→ Goal
Transcribe all the records with complete accuracy.

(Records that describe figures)

--*--

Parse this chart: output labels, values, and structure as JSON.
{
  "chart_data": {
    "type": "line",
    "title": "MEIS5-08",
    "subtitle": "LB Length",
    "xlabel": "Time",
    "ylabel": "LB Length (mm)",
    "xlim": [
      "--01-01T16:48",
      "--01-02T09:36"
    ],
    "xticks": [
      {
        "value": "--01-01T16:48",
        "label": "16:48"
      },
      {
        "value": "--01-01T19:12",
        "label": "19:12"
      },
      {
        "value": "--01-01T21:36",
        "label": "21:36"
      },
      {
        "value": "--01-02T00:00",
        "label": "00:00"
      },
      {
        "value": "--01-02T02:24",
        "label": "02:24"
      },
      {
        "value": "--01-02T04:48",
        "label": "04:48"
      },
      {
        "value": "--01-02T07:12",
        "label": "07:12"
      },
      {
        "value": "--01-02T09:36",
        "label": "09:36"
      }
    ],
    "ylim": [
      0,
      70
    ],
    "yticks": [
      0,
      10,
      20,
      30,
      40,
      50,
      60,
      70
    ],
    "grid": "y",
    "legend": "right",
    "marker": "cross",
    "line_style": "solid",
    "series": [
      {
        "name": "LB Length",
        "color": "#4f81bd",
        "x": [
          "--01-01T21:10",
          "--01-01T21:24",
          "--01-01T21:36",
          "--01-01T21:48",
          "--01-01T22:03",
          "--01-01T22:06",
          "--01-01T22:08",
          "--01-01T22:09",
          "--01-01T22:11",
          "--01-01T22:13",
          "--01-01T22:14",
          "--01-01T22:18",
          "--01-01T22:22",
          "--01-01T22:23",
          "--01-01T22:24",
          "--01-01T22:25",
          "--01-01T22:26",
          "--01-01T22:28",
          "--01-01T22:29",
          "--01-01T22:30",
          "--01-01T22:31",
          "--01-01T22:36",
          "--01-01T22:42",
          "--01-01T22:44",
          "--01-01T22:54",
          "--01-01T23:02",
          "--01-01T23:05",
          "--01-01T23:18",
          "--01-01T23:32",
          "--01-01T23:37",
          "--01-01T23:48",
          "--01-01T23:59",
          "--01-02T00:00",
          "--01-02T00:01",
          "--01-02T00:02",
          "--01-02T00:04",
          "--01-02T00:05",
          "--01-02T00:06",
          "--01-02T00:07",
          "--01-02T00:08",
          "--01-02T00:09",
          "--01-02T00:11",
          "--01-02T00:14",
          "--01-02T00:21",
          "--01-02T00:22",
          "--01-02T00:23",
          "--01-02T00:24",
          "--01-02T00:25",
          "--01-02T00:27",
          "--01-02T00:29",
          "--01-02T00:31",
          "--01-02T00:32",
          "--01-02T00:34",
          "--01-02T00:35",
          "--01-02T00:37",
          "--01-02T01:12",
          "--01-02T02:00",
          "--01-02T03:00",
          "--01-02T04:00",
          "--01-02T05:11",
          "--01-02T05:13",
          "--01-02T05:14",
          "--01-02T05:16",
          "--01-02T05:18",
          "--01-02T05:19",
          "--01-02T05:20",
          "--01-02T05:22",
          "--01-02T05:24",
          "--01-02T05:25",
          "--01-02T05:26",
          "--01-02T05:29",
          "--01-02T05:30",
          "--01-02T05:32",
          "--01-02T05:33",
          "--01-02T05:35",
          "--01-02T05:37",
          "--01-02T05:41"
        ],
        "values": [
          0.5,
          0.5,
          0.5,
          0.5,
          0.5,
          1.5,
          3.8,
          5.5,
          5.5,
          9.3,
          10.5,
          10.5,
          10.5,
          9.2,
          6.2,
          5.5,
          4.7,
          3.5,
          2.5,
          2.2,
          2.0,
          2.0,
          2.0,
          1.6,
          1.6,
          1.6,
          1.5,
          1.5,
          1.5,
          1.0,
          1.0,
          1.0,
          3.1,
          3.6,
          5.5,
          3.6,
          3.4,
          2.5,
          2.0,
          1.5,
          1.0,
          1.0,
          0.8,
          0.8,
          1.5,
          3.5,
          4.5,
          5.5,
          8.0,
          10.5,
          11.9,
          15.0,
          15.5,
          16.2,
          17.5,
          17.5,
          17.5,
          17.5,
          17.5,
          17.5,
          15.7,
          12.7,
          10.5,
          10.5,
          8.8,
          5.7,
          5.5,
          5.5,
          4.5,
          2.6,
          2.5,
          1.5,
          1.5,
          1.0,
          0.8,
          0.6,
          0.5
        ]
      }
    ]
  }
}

--*--

→ Expected answer
Parse this chart: output labels, values, and structure as JSON.
{
  "chart_data": {
    "type": "line",
    "title": "MEIS5-08",
    "subtitle": "LB Length",
    "xlabel": "Time",
    "ylabel": "LB Length (mm)",
    "xlim": [
      "--01-01T16:48",
      "--01-02T09:36"
    ],
    "xticks": [
      {
        "value": "--01-01T16:48",
        "label": "16:48"
      },
      {
        "value": "--01-01T19:12",
        "label": "19:12"
      },
      {
        "value": "--01-01T21:36",
        "label": "21:36"
      },
      {
        "value": "--01-02T00:00",
        "label": "00:00"
      },
      {
        "value": "--01-02T02:24",
        "label": "02:24"
      },
      {
        "value": "--01-02T04:48",
        "label": "04:48"
      },
      {
        "value": "--01-02T07:12",
        "label": "07:12"
      },
      {
        "value": "--01-02T09:36",
        "label": "09:36"
      }
    ],
    "ylim": [
      0,
      70
    ],
    "yticks": [
      0,
      10,
      20,
      30,
      40,
      50,
      60,
      70
    ],
    "grid": "y",
    "legend": "right",
    "marker": "cross",
    "line_style": "solid",
    "series": [
      {
        "name": "LB Length",
        "color": "#4f81bd",
        "x": [
          "--01-01T21:10",
          "--01-01T21:24",
          "--01-01T21:36",
          "--01-01T21:48",
          "--01-01T22:03",
          "--01-01T22:06",
          "--01-01T22:08",
          "--01-01T22:09",
          "--01-01T22:11",
          "--01-01T22:13",
          "--01-01T22:14",
          "--01-01T22:18",
          "--01-01T22:22",
          "--01-01T22:23",
          "--01-01T22:24",
          "--01-01T22:25",
          "--01-01T22:26",
          "--01-01T22:28",
          "--01-01T22:29",
          "--01-01T22:30",
          "--01-01T22:31",
          "--01-01T22:36",
          "--01-01T22:42",
          "--01-01T22:44",
          "--01-01T22:54",
          "--01-01T23:02",
          "--01-01T23:05",
          "--01-01T23:18",
          "--01-01T23:32",
          "--01-01T23:37",
          "--01-01T23:48",
          "--01-01T23:59",
          "--01-02T00:00",
          "--01-02T00:01",
          "--01-02T00:02",
          "--01-02T00:04",
          "--01-02T00:05",
          "--01-02T00:06",
          "--01-02T00:07",
          "--01-02T00:08",
          "--01-02T00:09",
          "--01-02T00:11",
          "--01-02T00:14",
          "--01-02T00:21",
          "--01-02T00:22",
          "--01-02T00:23",
          "--01-02T00:24",
          "--01-02T00:25",
          "--01-02T00:27",
          "--01-02T00:29",
          "--01-02T00:31",
          "--01-02T00:32",
          "--01-02T00:34",
          "--01-02T00:35",
          "--01-02T00:37",
          "--01-02T01:12",
          "--01-02T02:00",
          "--01-02T03:00",
          "--01-02T04:00",
          "--01-02T05:11",
          "--01-02T05:13",
          "--01-02T05:14",
          "--01-02T05:16",
          "--01-02T05:18",
          "--01-02T05:19",
          "--01-02T05:20",
          "--01-02T05:22",
          "--01-02T05:24",
          "--01-02T05:25",
          "--01-02T05:26",
          "--01-02T05:29",
          "--01-02T05:30",
          "--01-02T05:32",
          "--01-02T05:33",
          "--01-02T05:35",
          "--01-02T05:37",
          "--01-02T05:41"
        ],
        "values": [
          0.5,
          0.5,
          0.5,
          0.5,
          0.5,
          1.5,
          3.8,
          5.5,
          5.5,
          9.3,
          10.5,
          10.5,
          10.5,
          9.2,
          6.2,
          5.5,
          4.7,
          3.5,
          2.5,
          2.2,
          2.0,
          2.0,
          2.0,
          1.6,
          1.6,
          1.6,
          1.5,
          1.5,
          1.5,
          1.0,
          1.0,
          1.0,
          3.1,
          3.6,
          5.5,
          3.6,
          3.4,
          2.5,
          2.0,
          1.5,
          1.0,
          1.0,
          0.8,
          0.8,
          1.5,
          3.5,
          4.5,
          5.5,
          8.0,
          10.5,
          11.9,
          15.0,
          15.5,
          16.2,
          17.5,
          17.5,
          17.5,
          17.5,
          17.5,
          17.5,
          15.7,
          12.7,
          10.5,
          10.5,
          8.8,
          5.7,
          5.5,
          5.5,
          4.5,
          2.6,
          2.5,
          1.5,
          1.5,
          1.0,
          0.8,
          0.6,
          0.5
        ]
      }
    ]
  }
}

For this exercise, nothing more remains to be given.